### DATA PROVIDED
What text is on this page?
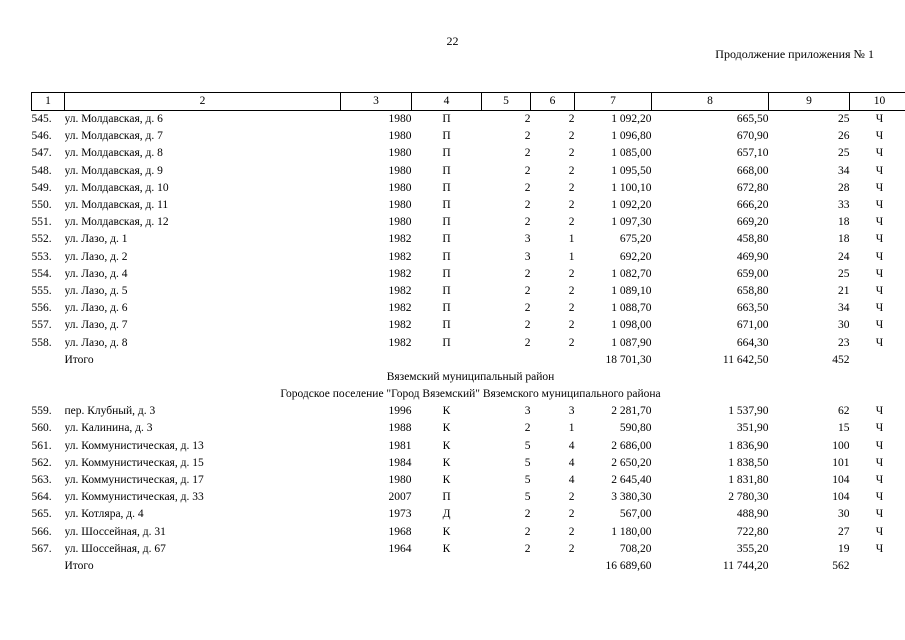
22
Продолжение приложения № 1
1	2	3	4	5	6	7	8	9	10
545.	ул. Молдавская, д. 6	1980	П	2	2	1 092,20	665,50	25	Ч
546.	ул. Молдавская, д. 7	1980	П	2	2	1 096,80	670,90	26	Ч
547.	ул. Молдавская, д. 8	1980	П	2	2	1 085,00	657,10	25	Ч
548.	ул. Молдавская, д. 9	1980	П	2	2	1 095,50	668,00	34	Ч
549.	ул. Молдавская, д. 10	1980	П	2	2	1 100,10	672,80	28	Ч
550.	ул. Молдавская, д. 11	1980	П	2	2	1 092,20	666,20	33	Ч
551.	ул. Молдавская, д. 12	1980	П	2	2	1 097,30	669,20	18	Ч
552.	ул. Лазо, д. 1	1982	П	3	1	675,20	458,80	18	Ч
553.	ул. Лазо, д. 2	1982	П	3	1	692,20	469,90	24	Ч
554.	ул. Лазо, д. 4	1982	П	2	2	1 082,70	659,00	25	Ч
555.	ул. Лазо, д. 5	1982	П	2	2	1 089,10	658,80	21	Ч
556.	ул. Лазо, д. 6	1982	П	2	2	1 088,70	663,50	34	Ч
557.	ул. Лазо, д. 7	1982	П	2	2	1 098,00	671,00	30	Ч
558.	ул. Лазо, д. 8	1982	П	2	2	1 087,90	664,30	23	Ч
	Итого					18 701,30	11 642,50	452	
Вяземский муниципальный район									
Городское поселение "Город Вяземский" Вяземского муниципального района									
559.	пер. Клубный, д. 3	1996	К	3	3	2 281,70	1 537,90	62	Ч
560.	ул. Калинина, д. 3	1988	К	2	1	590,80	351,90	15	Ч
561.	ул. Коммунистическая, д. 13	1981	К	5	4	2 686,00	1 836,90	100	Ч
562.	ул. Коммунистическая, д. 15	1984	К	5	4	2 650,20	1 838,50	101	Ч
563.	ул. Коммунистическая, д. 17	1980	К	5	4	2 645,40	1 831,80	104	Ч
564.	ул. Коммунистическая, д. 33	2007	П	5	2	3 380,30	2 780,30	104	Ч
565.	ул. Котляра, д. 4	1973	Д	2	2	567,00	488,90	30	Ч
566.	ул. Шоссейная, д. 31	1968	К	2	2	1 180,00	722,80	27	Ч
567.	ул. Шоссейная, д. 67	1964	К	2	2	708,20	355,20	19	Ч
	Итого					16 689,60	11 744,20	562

...

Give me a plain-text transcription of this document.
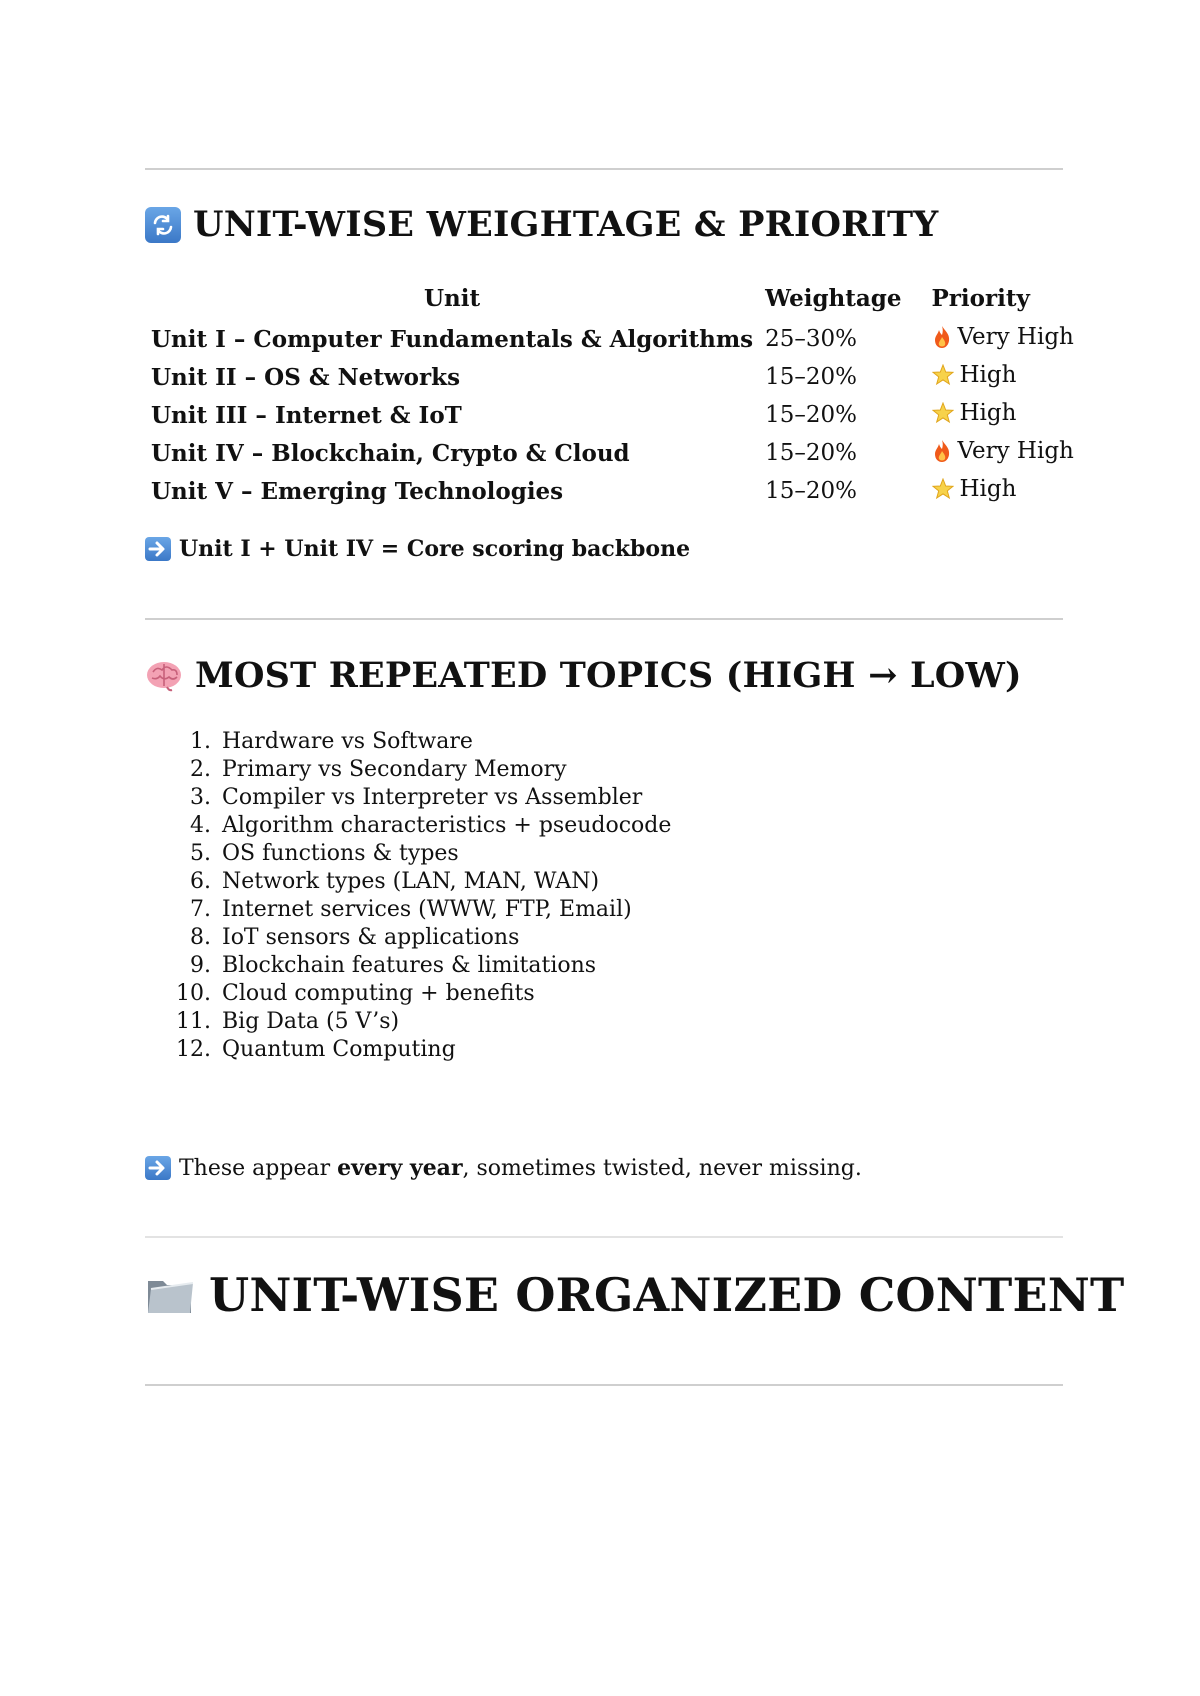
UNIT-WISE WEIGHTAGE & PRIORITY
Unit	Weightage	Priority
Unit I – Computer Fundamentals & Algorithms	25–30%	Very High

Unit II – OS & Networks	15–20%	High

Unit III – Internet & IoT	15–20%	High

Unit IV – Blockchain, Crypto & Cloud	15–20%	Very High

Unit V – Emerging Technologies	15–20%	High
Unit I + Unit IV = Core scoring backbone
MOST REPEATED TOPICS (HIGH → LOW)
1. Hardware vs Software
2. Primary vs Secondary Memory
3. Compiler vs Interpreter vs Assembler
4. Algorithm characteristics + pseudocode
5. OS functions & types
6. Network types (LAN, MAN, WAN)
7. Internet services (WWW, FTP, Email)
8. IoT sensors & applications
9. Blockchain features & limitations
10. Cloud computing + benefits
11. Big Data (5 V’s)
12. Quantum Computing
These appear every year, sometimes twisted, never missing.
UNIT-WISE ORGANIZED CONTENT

---

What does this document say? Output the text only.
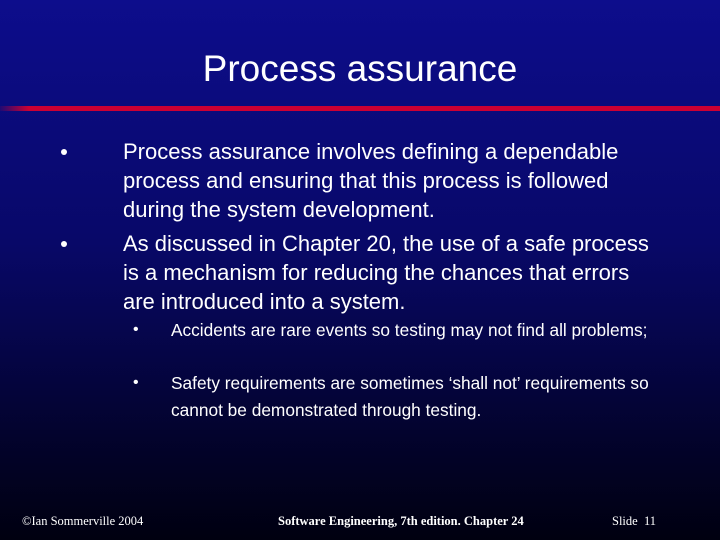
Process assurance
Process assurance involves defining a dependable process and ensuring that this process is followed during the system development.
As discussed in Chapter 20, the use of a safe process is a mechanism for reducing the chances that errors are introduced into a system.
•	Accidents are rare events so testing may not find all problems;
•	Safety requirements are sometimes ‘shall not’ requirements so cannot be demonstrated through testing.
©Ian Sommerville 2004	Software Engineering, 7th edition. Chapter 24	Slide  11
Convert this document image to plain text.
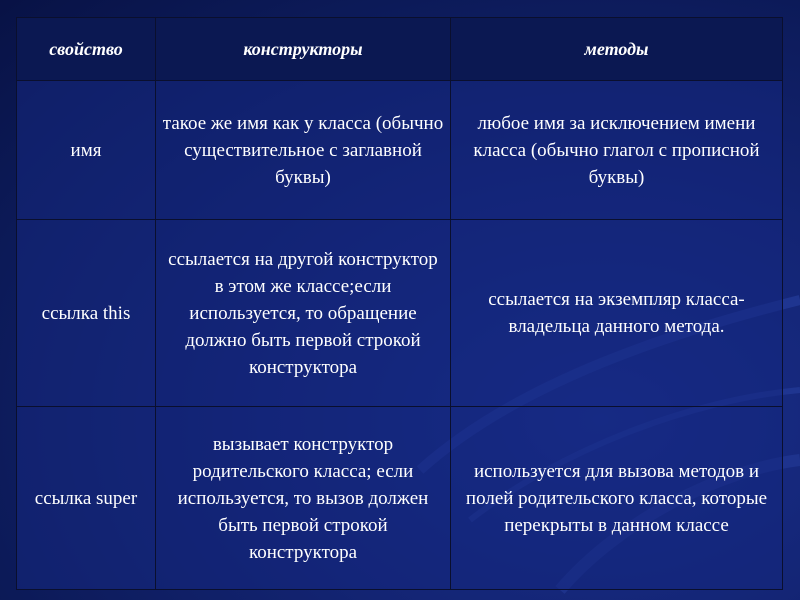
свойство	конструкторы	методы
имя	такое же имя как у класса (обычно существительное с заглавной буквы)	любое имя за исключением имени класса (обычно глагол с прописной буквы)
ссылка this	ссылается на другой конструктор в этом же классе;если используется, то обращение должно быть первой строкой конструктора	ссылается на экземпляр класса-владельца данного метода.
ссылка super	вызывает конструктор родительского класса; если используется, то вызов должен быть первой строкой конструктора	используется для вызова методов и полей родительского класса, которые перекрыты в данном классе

### WHAT IS BEING ASKED
Return the lines of the records that include the string "text".

### WRITTEN RESPONSE
What text is on this page?
Give me a plain-text transcription of this document.
What does this document say? Output the text only.
Convert this document image to plain text.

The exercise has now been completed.